━━━ DATA EXCERPTS ━━━
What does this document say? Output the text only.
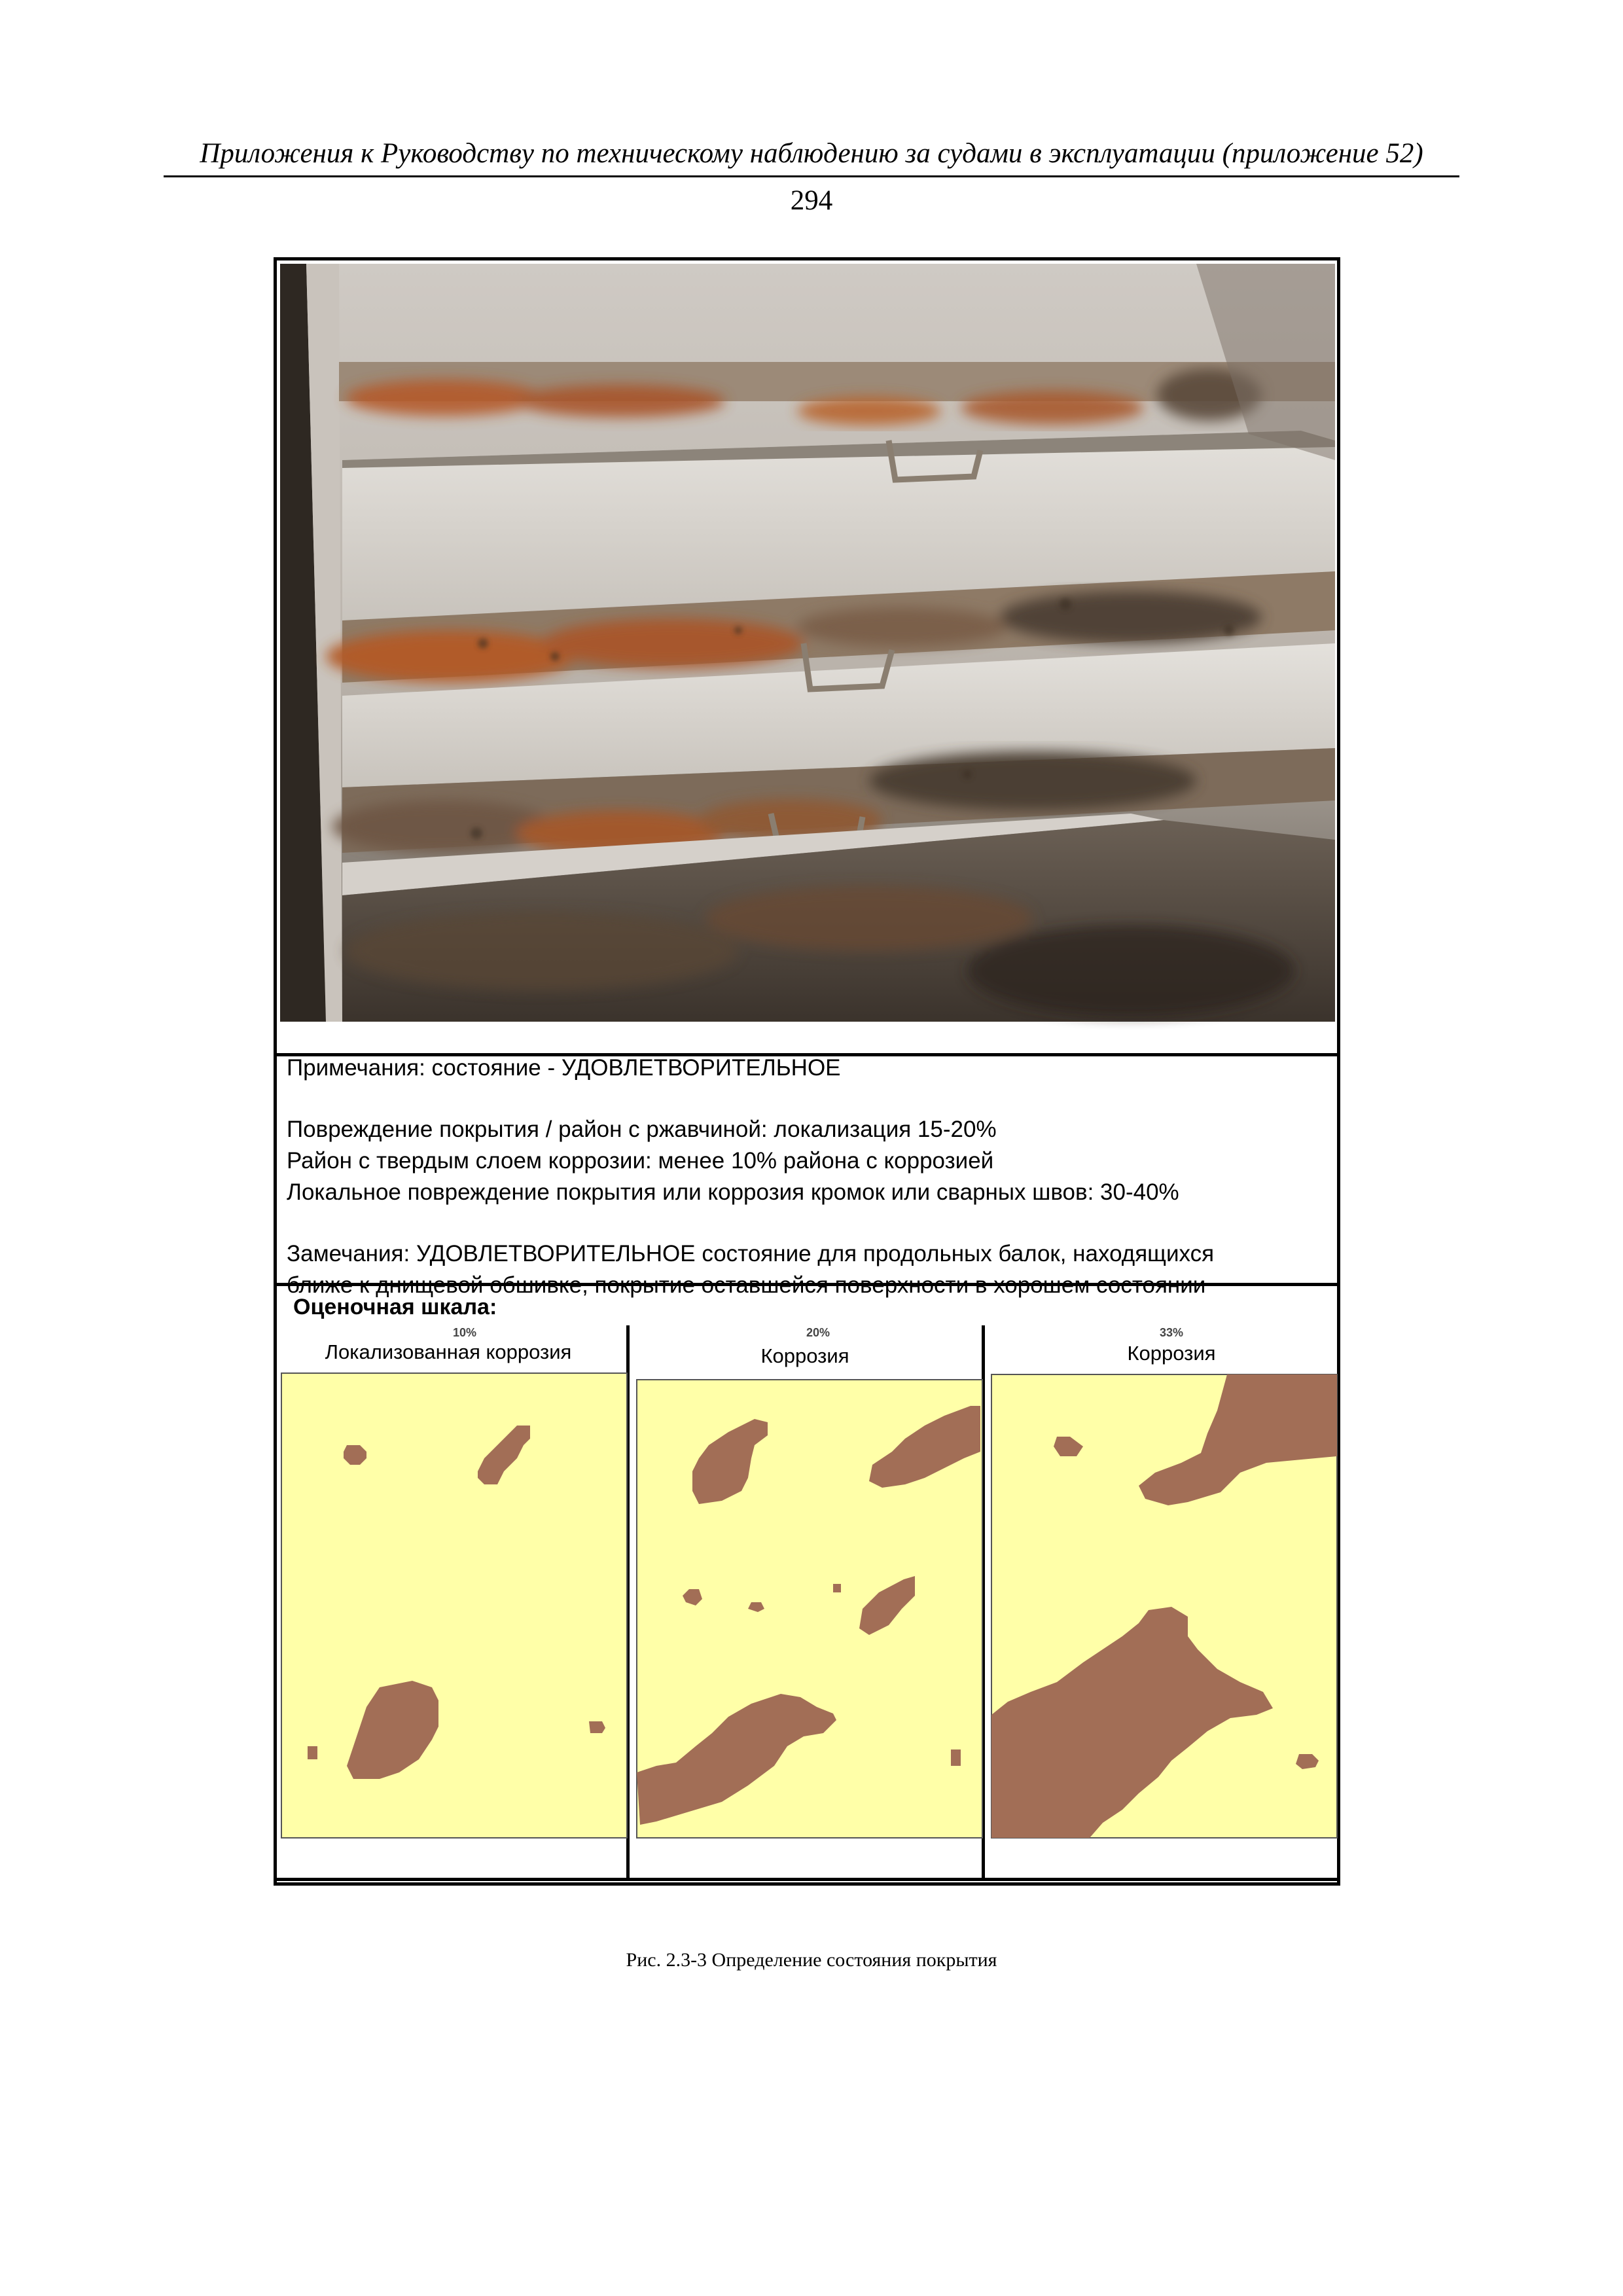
Приложения к Руководству по техническому наблюдению за судами в эксплуатации (приложение 52)
294
Примечания: состояние - УДОВЛЕТВОРИТЕЛЬНОЕ
Повреждение покрытия / район с ржавчиной: локализация 15-20%
Район с твердым слоем коррозии: менее 10% района с коррозией
Локальное повреждение покрытия или коррозия кромок или сварных швов: 30-40%
Замечания: УДОВЛЕТВОРИТЕЛЬНОЕ состояние для продольных балок, находящихся
ближе к днищевой обшивке, покрытие оставшейся поверхности в хорошем состоянии
Оценочная шкала:
10%
Локализованная коррозия
20%
Коррозия
33%
Коррозия
Рис. 2.3-3 Определение состояния покрытия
━━━
▸ **AIM**:
Copy out each line of the data containing the string "УДОВЛЕТВОРИТЕЛЬНОЕ".

▸ **EXERCISE ANSWER**:
Примечания: состояние - УДОВЛЕТВОРИТЕЛЬНОЕ
Замечания: УДОВЛЕТВОРИТЕЛЬНОЕ состояние для продольных балок, находящихся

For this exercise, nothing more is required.